■ **Request**: Without altering anything, repeat each of the records.

▶

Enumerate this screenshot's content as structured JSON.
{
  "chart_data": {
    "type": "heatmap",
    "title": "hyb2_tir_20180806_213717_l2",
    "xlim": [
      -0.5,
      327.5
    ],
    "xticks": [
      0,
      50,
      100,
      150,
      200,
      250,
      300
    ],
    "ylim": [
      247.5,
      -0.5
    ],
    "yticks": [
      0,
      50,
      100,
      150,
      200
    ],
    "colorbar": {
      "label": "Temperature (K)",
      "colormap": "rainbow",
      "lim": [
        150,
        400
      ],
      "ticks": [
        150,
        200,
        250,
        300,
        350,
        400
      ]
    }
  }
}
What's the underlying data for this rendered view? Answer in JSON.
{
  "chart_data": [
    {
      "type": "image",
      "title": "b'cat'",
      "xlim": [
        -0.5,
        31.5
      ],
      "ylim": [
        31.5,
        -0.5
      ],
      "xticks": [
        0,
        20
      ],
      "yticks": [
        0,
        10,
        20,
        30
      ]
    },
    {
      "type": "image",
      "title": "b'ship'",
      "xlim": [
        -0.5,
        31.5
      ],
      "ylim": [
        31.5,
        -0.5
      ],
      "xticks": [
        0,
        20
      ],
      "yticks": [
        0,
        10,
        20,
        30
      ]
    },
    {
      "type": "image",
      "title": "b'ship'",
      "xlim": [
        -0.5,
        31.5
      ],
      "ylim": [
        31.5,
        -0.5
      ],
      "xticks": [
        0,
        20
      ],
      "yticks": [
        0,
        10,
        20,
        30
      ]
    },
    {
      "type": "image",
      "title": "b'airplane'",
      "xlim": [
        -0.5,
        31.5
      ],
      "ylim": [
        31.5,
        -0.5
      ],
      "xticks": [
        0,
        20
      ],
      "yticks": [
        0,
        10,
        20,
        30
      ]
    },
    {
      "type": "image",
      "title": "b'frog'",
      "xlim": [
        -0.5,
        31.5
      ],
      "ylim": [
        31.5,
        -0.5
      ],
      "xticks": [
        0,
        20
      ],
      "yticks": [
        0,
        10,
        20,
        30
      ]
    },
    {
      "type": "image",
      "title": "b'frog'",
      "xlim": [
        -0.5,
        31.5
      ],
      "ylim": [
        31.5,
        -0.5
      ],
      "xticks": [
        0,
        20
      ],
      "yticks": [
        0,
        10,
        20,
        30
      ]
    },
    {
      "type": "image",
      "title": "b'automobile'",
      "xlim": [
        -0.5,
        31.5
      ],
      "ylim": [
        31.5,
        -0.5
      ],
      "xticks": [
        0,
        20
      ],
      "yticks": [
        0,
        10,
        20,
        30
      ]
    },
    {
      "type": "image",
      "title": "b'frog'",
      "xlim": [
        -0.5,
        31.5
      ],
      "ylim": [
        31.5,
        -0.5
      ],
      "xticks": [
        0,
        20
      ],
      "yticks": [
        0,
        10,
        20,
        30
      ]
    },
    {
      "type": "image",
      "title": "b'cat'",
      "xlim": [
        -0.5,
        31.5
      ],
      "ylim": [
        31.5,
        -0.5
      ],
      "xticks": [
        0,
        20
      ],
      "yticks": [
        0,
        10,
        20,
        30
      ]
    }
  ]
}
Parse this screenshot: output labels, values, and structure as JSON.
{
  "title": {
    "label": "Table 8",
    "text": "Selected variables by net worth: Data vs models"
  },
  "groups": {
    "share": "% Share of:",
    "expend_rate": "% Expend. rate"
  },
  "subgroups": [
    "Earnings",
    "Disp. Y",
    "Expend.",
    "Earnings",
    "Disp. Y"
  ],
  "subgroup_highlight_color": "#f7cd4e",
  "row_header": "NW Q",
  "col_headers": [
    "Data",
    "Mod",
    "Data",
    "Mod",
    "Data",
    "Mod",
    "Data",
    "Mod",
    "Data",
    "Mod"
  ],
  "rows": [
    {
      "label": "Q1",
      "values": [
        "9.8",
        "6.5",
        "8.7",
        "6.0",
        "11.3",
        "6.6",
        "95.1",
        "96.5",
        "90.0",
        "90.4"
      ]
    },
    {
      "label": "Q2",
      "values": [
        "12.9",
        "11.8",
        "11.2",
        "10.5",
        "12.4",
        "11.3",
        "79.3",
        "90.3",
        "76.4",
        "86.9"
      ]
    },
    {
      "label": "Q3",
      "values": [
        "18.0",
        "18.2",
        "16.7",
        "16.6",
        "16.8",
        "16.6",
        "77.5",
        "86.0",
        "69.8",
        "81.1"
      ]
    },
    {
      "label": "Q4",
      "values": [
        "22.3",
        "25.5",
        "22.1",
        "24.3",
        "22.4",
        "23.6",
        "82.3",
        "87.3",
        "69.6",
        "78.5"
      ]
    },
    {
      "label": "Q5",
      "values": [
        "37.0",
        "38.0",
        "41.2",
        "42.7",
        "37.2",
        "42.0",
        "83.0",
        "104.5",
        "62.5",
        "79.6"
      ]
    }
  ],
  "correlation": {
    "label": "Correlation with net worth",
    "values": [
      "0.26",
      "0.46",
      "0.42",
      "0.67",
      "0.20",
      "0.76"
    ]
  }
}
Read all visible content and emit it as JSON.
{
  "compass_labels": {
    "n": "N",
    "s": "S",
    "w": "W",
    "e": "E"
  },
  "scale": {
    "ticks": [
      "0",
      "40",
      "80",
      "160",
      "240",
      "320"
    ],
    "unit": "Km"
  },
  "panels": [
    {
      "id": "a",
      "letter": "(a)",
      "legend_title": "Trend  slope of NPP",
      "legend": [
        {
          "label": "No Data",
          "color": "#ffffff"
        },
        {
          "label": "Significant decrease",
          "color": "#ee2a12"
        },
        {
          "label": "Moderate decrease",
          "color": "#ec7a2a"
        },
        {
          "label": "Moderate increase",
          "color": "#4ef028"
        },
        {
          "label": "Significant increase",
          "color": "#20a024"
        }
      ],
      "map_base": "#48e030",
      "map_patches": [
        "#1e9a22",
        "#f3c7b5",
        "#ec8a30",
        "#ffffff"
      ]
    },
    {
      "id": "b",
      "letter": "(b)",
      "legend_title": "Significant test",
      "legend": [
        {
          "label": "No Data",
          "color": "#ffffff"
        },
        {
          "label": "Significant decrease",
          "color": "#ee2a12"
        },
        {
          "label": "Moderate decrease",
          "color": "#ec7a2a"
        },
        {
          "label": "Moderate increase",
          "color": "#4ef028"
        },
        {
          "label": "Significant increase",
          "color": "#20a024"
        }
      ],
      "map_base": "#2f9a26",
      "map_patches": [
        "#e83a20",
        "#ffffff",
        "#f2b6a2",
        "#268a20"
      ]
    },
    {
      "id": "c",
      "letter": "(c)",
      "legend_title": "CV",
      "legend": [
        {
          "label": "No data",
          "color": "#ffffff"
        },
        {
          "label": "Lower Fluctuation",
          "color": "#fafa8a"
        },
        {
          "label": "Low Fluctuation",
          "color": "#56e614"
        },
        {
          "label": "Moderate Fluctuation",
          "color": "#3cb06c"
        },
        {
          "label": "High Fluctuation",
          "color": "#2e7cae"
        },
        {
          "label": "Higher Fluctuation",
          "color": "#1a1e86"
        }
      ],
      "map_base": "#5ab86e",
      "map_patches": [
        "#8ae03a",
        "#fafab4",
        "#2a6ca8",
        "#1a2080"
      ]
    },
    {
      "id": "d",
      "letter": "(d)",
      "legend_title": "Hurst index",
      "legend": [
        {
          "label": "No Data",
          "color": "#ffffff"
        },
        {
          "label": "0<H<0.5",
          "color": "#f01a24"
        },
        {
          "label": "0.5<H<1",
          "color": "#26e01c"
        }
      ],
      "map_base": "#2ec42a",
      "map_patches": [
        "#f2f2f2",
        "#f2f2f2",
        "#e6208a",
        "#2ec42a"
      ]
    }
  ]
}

◀

■ **Reply to the exercise**:
Enumerate this screenshot's content as structured JSON.
{
  "chart_data": {
    "type": "heatmap",
    "title": "hyb2_tir_20180806_213717_l2",
    "xlim": [
      -0.5,
      327.5
    ],
    "xticks": [
      0,
      50,
      100,
      150,
      200,
      250,
      300
    ],
    "ylim": [
      247.5,
      -0.5
    ],
    "yticks": [
      0,
      50,
      100,
      150,
      200
    ],
    "colorbar": {
      "label": "Temperature (K)",
      "colormap": "rainbow",
      "lim": [
        150,
        400
      ],
      "ticks": [
        150,
        200,
        250,
        300,
        350,
        400
      ]
    }
  }
}
What's the underlying data for this rendered view? Answer in JSON.
{
  "chart_data": [
    {
      "type": "image",
      "title": "b'cat'",
      "xlim": [
        -0.5,
        31.5
      ],
      "ylim": [
        31.5,
        -0.5
      ],
      "xticks": [
        0,
        20
      ],
      "yticks": [
        0,
        10,
        20,
        30
      ]
    },
    {
      "type": "image",
      "title": "b'ship'",
      "xlim": [
        -0.5,
        31.5
      ],
      "ylim": [
        31.5,
        -0.5
      ],
      "xticks": [
        0,
        20
      ],
      "yticks": [
        0,
        10,
        20,
        30
      ]
    },
    {
      "type": "image",
      "title": "b'ship'",
      "xlim": [
        -0.5,
        31.5
      ],
      "ylim": [
        31.5,
        -0.5
      ],
      "xticks": [
        0,
        20
      ],
      "yticks": [
        0,
        10,
        20,
        30
      ]
    },
    {
      "type": "image",
      "title": "b'airplane'",
      "xlim": [
        -0.5,
        31.5
      ],
      "ylim": [
        31.5,
        -0.5
      ],
      "xticks": [
        0,
        20
      ],
      "yticks": [
        0,
        10,
        20,
        30
      ]
    },
    {
      "type": "image",
      "title": "b'frog'",
      "xlim": [
        -0.5,
        31.5
      ],
      "ylim": [
        31.5,
        -0.5
      ],
      "xticks": [
        0,
        20
      ],
      "yticks": [
        0,
        10,
        20,
        30
      ]
    },
    {
      "type": "image",
      "title": "b'frog'",
      "xlim": [
        -0.5,
        31.5
      ],
      "ylim": [
        31.5,
        -0.5
      ],
      "xticks": [
        0,
        20
      ],
      "yticks": [
        0,
        10,
        20,
        30
      ]
    },
    {
      "type": "image",
      "title": "b'automobile'",
      "xlim": [
        -0.5,
        31.5
      ],
      "ylim": [
        31.5,
        -0.5
      ],
      "xticks": [
        0,
        20
      ],
      "yticks": [
        0,
        10,
        20,
        30
      ]
    },
    {
      "type": "image",
      "title": "b'frog'",
      "xlim": [
        -0.5,
        31.5
      ],
      "ylim": [
        31.5,
        -0.5
      ],
      "xticks": [
        0,
        20
      ],
      "yticks": [
        0,
        10,
        20,
        30
      ]
    },
    {
      "type": "image",
      "title": "b'cat'",
      "xlim": [
        -0.5,
        31.5
      ],
      "ylim": [
        31.5,
        -0.5
      ],
      "xticks": [
        0,
        20
      ],
      "yticks": [
        0,
        10,
        20,
        30
      ]
    }
  ]
}
Parse this screenshot: output labels, values, and structure as JSON.
{
  "title": {
    "label": "Table 8",
    "text": "Selected variables by net worth: Data vs models"
  },
  "groups": {
    "share": "% Share of:",
    "expend_rate": "% Expend. rate"
  },
  "subgroups": [
    "Earnings",
    "Disp. Y",
    "Expend.",
    "Earnings",
    "Disp. Y"
  ],
  "subgroup_highlight_color": "#f7cd4e",
  "row_header": "NW Q",
  "col_headers": [
    "Data",
    "Mod",
    "Data",
    "Mod",
    "Data",
    "Mod",
    "Data",
    "Mod",
    "Data",
    "Mod"
  ],
  "rows": [
    {
      "label": "Q1",
      "values": [
        "9.8",
        "6.5",
        "8.7",
        "6.0",
        "11.3",
        "6.6",
        "95.1",
        "96.5",
        "90.0",
        "90.4"
      ]
    },
    {
      "label": "Q2",
      "values": [
        "12.9",
        "11.8",
        "11.2",
        "10.5",
        "12.4",
        "11.3",
        "79.3",
        "90.3",
        "76.4",
        "86.9"
      ]
    },
    {
      "label": "Q3",
      "values": [
        "18.0",
        "18.2",
        "16.7",
        "16.6",
        "16.8",
        "16.6",
        "77.5",
        "86.0",
        "69.8",
        "81.1"
      ]
    },
    {
      "label": "Q4",
      "values": [
        "22.3",
        "25.5",
        "22.1",
        "24.3",
        "22.4",
        "23.6",
        "82.3",
        "87.3",
        "69.6",
        "78.5"
      ]
    },
    {
      "label": "Q5",
      "values": [
        "37.0",
        "38.0",
        "41.2",
        "42.7",
        "37.2",
        "42.0",
        "83.0",
        "104.5",
        "62.5",
        "79.6"
      ]
    }
  ],
  "correlation": {
    "label": "Correlation with net worth",
    "values": [
      "0.26",
      "0.46",
      "0.42",
      "0.67",
      "0.20",
      "0.76"
    ]
  }
}
Read all visible content and emit it as JSON.
{
  "compass_labels": {
    "n": "N",
    "s": "S",
    "w": "W",
    "e": "E"
  },
  "scale": {
    "ticks": [
      "0",
      "40",
      "80",
      "160",
      "240",
      "320"
    ],
    "unit": "Km"
  },
  "panels": [
    {
      "id": "a",
      "letter": "(a)",
      "legend_title": "Trend  slope of NPP",
      "legend": [
        {
          "label": "No Data",
          "color": "#ffffff"
        },
        {
          "label": "Significant decrease",
          "color": "#ee2a12"
        },
        {
          "label": "Moderate decrease",
          "color": "#ec7a2a"
        },
        {
          "label": "Moderate increase",
          "color": "#4ef028"
        },
        {
          "label": "Significant increase",
          "color": "#20a024"
        }
      ],
      "map_base": "#48e030",
      "map_patches": [
        "#1e9a22",
        "#f3c7b5",
        "#ec8a30",
        "#ffffff"
      ]
    },
    {
      "id": "b",
      "letter": "(b)",
      "legend_title": "Significant test",
      "legend": [
        {
          "label": "No Data",
          "color": "#ffffff"
        },
        {
          "label": "Significant decrease",
          "color": "#ee2a12"
        },
        {
          "label": "Moderate decrease",
          "color": "#ec7a2a"
        },
        {
          "label": "Moderate increase",
          "color": "#4ef028"
        },
        {
          "label": "Significant increase",
          "color": "#20a024"
        }
      ],
      "map_base": "#2f9a26",
      "map_patches": [
        "#e83a20",
        "#ffffff",
        "#f2b6a2",
        "#268a20"
      ]
    },
    {
      "id": "c",
      "letter": "(c)",
      "legend_title": "CV",
      "legend": [
        {
          "label": "No data",
          "color": "#ffffff"
        },
        {
          "label": "Lower Fluctuation",
          "color": "#fafa8a"
        },
        {
          "label": "Low Fluctuation",
          "color": "#56e614"
        },
        {
          "label": "Moderate Fluctuation",
          "color": "#3cb06c"
        },
        {
          "label": "High Fluctuation",
          "color": "#2e7cae"
        },
        {
          "label": "Higher Fluctuation",
          "color": "#1a1e86"
        }
      ],
      "map_base": "#5ab86e",
      "map_patches": [
        "#8ae03a",
        "#fafab4",
        "#2a6ca8",
        "#1a2080"
      ]
    },
    {
      "id": "d",
      "letter": "(d)",
      "legend_title": "Hurst index",
      "legend": [
        {
          "label": "No Data",
          "color": "#ffffff"
        },
        {
          "label": "0<H<0.5",
          "color": "#f01a24"
        },
        {
          "label": "0.5<H<1",
          "color": "#26e01c"
        }
      ],
      "map_base": "#2ec42a",
      "map_patches": [
        "#f2f2f2",
        "#f2f2f2",
        "#e6208a",
        "#2ec42a"
      ]
    }
  ]
}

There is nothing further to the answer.